# Start of Excerpted records

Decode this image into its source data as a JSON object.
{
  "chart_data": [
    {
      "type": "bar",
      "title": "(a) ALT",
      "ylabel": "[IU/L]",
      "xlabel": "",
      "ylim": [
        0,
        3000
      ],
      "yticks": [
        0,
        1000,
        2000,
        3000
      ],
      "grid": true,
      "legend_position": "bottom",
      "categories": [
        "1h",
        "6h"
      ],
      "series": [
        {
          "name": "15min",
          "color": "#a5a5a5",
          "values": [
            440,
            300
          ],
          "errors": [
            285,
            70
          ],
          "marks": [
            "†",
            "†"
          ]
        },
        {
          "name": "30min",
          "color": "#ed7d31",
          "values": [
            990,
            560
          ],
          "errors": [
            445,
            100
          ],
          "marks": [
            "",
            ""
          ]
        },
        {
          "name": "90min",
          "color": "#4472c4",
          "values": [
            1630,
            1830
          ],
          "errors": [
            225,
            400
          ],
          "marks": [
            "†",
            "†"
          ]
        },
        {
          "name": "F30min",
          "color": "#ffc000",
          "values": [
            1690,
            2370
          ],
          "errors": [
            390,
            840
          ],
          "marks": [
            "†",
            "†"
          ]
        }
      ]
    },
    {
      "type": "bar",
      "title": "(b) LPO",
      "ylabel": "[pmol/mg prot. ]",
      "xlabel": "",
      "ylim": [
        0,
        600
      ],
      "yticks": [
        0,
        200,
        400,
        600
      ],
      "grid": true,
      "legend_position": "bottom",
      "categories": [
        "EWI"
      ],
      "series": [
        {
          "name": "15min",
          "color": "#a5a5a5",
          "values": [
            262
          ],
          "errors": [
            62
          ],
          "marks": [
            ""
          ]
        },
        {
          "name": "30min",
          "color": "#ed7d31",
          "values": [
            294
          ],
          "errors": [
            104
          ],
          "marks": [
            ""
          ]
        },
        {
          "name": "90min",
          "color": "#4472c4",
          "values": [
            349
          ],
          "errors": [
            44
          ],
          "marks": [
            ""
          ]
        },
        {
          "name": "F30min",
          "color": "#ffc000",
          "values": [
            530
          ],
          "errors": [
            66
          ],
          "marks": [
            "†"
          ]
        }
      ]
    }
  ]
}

# End of Excerpted records

Problem statement: Write out the full set of records exactly as given.

Written solution:
Decode this image into its source data as a JSON object.
{
  "chart_data": [
    {
      "type": "bar",
      "title": "(a) ALT",
      "ylabel": "[IU/L]",
      "xlabel": "",
      "ylim": [
        0,
        3000
      ],
      "yticks": [
        0,
        1000,
        2000,
        3000
      ],
      "grid": true,
      "legend_position": "bottom",
      "categories": [
        "1h",
        "6h"
      ],
      "series": [
        {
          "name": "15min",
          "color": "#a5a5a5",
          "values": [
            440,
            300
          ],
          "errors": [
            285,
            70
          ],
          "marks": [
            "†",
            "†"
          ]
        },
        {
          "name": "30min",
          "color": "#ed7d31",
          "values": [
            990,
            560
          ],
          "errors": [
            445,
            100
          ],
          "marks": [
            "",
            ""
          ]
        },
        {
          "name": "90min",
          "color": "#4472c4",
          "values": [
            1630,
            1830
          ],
          "errors": [
            225,
            400
          ],
          "marks": [
            "†",
            "†"
          ]
        },
        {
          "name": "F30min",
          "color": "#ffc000",
          "values": [
            1690,
            2370
          ],
          "errors": [
            390,
            840
          ],
          "marks": [
            "†",
            "†"
          ]
        }
      ]
    },
    {
      "type": "bar",
      "title": "(b) LPO",
      "ylabel": "[pmol/mg prot. ]",
      "xlabel": "",
      "ylim": [
        0,
        600
      ],
      "yticks": [
        0,
        200,
        400,
        600
      ],
      "grid": true,
      "legend_position": "bottom",
      "categories": [
        "EWI"
      ],
      "series": [
        {
          "name": "15min",
          "color": "#a5a5a5",
          "values": [
            262
          ],
          "errors": [
            62
          ],
          "marks": [
            ""
          ]
        },
        {
          "name": "30min",
          "color": "#ed7d31",
          "values": [
            294
          ],
          "errors": [
            104
          ],
          "marks": [
            ""
          ]
        },
        {
          "name": "90min",
          "color": "#4472c4",
          "values": [
            349
          ],
          "errors": [
            44
          ],
          "marks": [
            ""
          ]
        },
        {
          "name": "F30min",
          "color": "#ffc000",
          "values": [
            530
          ],
          "errors": [
            66
          ],
          "marks": [
            "†"
          ]
        }
      ]
    }
  ]
}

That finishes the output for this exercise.